* Requirements
Every line of the material is to be repeated exactly as it stands.

(Figure record listings)
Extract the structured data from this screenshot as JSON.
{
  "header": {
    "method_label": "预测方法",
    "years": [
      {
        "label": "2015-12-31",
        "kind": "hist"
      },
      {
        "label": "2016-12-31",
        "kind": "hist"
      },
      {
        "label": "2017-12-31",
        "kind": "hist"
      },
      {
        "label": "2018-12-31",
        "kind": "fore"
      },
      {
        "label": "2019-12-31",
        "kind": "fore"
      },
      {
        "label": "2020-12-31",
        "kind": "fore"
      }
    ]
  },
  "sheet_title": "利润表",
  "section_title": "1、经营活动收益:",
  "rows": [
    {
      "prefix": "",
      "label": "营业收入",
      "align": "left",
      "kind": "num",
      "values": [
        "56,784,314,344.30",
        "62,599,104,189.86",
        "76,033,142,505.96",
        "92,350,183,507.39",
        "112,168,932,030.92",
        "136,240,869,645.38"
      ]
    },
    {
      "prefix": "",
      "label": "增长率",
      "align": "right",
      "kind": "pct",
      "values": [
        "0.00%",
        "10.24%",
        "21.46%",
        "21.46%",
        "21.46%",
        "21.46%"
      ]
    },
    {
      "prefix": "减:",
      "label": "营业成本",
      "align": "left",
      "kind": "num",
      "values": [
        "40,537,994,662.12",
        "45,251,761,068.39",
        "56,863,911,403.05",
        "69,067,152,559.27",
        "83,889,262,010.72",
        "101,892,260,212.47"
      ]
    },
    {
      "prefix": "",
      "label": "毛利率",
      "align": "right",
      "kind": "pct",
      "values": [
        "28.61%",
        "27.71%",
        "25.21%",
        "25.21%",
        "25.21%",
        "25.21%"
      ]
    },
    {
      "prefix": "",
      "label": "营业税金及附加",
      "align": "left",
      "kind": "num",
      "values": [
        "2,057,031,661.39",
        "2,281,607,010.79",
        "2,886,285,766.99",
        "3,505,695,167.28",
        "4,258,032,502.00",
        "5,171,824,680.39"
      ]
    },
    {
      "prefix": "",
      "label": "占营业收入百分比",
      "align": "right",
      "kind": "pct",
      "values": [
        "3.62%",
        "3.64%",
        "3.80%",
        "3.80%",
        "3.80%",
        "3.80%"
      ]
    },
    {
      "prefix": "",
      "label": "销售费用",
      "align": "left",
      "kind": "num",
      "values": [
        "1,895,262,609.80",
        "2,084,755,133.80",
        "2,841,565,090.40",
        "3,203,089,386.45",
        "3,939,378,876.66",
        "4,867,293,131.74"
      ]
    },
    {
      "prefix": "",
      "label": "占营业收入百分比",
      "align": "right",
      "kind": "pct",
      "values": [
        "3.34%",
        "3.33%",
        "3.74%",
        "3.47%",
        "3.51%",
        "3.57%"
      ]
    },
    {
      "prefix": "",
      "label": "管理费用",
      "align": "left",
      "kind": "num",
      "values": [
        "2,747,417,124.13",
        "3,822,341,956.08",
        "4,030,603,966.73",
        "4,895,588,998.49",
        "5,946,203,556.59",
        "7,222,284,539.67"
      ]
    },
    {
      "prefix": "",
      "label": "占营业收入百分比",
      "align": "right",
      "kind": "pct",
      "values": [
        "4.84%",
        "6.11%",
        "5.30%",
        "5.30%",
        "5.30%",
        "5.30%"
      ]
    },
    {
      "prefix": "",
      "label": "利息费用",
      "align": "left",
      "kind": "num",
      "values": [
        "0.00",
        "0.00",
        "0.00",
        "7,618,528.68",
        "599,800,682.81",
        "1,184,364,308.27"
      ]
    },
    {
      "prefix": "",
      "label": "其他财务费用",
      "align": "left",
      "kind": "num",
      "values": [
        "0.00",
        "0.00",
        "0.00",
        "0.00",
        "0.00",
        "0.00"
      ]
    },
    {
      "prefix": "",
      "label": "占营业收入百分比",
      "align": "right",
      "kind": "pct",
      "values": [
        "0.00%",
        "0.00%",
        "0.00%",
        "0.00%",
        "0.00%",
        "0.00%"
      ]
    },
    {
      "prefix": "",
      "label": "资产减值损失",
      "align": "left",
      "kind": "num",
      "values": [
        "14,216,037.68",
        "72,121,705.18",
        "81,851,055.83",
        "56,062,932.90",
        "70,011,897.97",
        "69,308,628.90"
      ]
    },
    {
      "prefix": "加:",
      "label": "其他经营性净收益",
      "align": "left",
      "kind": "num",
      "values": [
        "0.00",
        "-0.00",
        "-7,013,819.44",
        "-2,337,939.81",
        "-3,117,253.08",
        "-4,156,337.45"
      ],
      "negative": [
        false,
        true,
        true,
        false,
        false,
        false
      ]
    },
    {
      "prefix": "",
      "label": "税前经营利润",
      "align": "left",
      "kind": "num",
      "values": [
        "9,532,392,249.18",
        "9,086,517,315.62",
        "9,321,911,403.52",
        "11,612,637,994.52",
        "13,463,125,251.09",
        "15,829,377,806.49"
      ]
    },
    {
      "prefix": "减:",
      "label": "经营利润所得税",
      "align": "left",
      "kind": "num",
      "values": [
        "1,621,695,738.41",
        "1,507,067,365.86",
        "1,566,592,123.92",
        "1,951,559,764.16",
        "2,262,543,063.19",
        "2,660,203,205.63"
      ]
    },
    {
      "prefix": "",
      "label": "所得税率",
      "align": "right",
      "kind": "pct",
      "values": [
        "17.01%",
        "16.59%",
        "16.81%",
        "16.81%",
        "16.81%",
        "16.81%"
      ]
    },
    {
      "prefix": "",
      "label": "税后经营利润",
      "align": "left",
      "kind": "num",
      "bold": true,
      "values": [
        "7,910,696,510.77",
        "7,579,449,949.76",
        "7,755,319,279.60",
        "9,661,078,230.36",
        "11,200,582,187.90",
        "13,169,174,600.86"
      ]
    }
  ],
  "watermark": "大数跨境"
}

* Answer to this exercise
Extract the structured data from this screenshot as JSON.
{
  "header": {
    "method_label": "预测方法",
    "years": [
      {
        "label": "2015-12-31",
        "kind": "hist"
      },
      {
        "label": "2016-12-31",
        "kind": "hist"
      },
      {
        "label": "2017-12-31",
        "kind": "hist"
      },
      {
        "label": "2018-12-31",
        "kind": "fore"
      },
      {
        "label": "2019-12-31",
        "kind": "fore"
      },
      {
        "label": "2020-12-31",
        "kind": "fore"
      }
    ]
  },
  "sheet_title": "利润表",
  "section_title": "1、经营活动收益:",
  "rows": [
    {
      "prefix": "",
      "label": "营业收入",
      "align": "left",
      "kind": "num",
      "values": [
        "56,784,314,344.30",
        "62,599,104,189.86",
        "76,033,142,505.96",
        "92,350,183,507.39",
        "112,168,932,030.92",
        "136,240,869,645.38"
      ]
    },
    {
      "prefix": "",
      "label": "增长率",
      "align": "right",
      "kind": "pct",
      "values": [
        "0.00%",
        "10.24%",
        "21.46%",
        "21.46%",
        "21.46%",
        "21.46%"
      ]
    },
    {
      "prefix": "减:",
      "label": "营业成本",
      "align": "left",
      "kind": "num",
      "values": [
        "40,537,994,662.12",
        "45,251,761,068.39",
        "56,863,911,403.05",
        "69,067,152,559.27",
        "83,889,262,010.72",
        "101,892,260,212.47"
      ]
    },
    {
      "prefix": "",
      "label": "毛利率",
      "align": "right",
      "kind": "pct",
      "values": [
        "28.61%",
        "27.71%",
        "25.21%",
        "25.21%",
        "25.21%",
        "25.21%"
      ]
    },
    {
      "prefix": "",
      "label": "营业税金及附加",
      "align": "left",
      "kind": "num",
      "values": [
        "2,057,031,661.39",
        "2,281,607,010.79",
        "2,886,285,766.99",
        "3,505,695,167.28",
        "4,258,032,502.00",
        "5,171,824,680.39"
      ]
    },
    {
      "prefix": "",
      "label": "占营业收入百分比",
      "align": "right",
      "kind": "pct",
      "values": [
        "3.62%",
        "3.64%",
        "3.80%",
        "3.80%",
        "3.80%",
        "3.80%"
      ]
    },
    {
      "prefix": "",
      "label": "销售费用",
      "align": "left",
      "kind": "num",
      "values": [
        "1,895,262,609.80",
        "2,084,755,133.80",
        "2,841,565,090.40",
        "3,203,089,386.45",
        "3,939,378,876.66",
        "4,867,293,131.74"
      ]
    },
    {
      "prefix": "",
      "label": "占营业收入百分比",
      "align": "right",
      "kind": "pct",
      "values": [
        "3.34%",
        "3.33%",
        "3.74%",
        "3.47%",
        "3.51%",
        "3.57%"
      ]
    },
    {
      "prefix": "",
      "label": "管理费用",
      "align": "left",
      "kind": "num",
      "values": [
        "2,747,417,124.13",
        "3,822,341,956.08",
        "4,030,603,966.73",
        "4,895,588,998.49",
        "5,946,203,556.59",
        "7,222,284,539.67"
      ]
    },
    {
      "prefix": "",
      "label": "占营业收入百分比",
      "align": "right",
      "kind": "pct",
      "values": [
        "4.84%",
        "6.11%",
        "5.30%",
        "5.30%",
        "5.30%",
        "5.30%"
      ]
    },
    {
      "prefix": "",
      "label": "利息费用",
      "align": "left",
      "kind": "num",
      "values": [
        "0.00",
        "0.00",
        "0.00",
        "7,618,528.68",
        "599,800,682.81",
        "1,184,364,308.27"
      ]
    },
    {
      "prefix": "",
      "label": "其他财务费用",
      "align": "left",
      "kind": "num",
      "values": [
        "0.00",
        "0.00",
        "0.00",
        "0.00",
        "0.00",
        "0.00"
      ]
    },
    {
      "prefix": "",
      "label": "占营业收入百分比",
      "align": "right",
      "kind": "pct",
      "values": [
        "0.00%",
        "0.00%",
        "0.00%",
        "0.00%",
        "0.00%",
        "0.00%"
      ]
    },
    {
      "prefix": "",
      "label": "资产减值损失",
      "align": "left",
      "kind": "num",
      "values": [
        "14,216,037.68",
        "72,121,705.18",
        "81,851,055.83",
        "56,062,932.90",
        "70,011,897.97",
        "69,308,628.90"
      ]
    },
    {
      "prefix": "加:",
      "label": "其他经营性净收益",
      "align": "left",
      "kind": "num",
      "values": [
        "0.00",
        "-0.00",
        "-7,013,819.44",
        "-2,337,939.81",
        "-3,117,253.08",
        "-4,156,337.45"
      ],
      "negative": [
        false,
        true,
        true,
        false,
        false,
        false
      ]
    },
    {
      "prefix": "",
      "label": "税前经营利润",
      "align": "left",
      "kind": "num",
      "values": [
        "9,532,392,249.18",
        "9,086,517,315.62",
        "9,321,911,403.52",
        "11,612,637,994.52",
        "13,463,125,251.09",
        "15,829,377,806.49"
      ]
    },
    {
      "prefix": "减:",
      "label": "经营利润所得税",
      "align": "left",
      "kind": "num",
      "values": [
        "1,621,695,738.41",
        "1,507,067,365.86",
        "1,566,592,123.92",
        "1,951,559,764.16",
        "2,262,543,063.19",
        "2,660,203,205.63"
      ]
    },
    {
      "prefix": "",
      "label": "所得税率",
      "align": "right",
      "kind": "pct",
      "values": [
        "17.01%",
        "16.59%",
        "16.81%",
        "16.81%",
        "16.81%",
        "16.81%"
      ]
    },
    {
      "prefix": "",
      "label": "税后经营利润",
      "align": "left",
      "kind": "num",
      "bold": true,
      "values": [
        "7,910,696,510.77",
        "7,579,449,949.76",
        "7,755,319,279.60",
        "9,661,078,230.36",
        "11,200,582,187.90",
        "13,169,174,600.86"
      ]
    }
  ],
  "watermark": "大数跨境"
}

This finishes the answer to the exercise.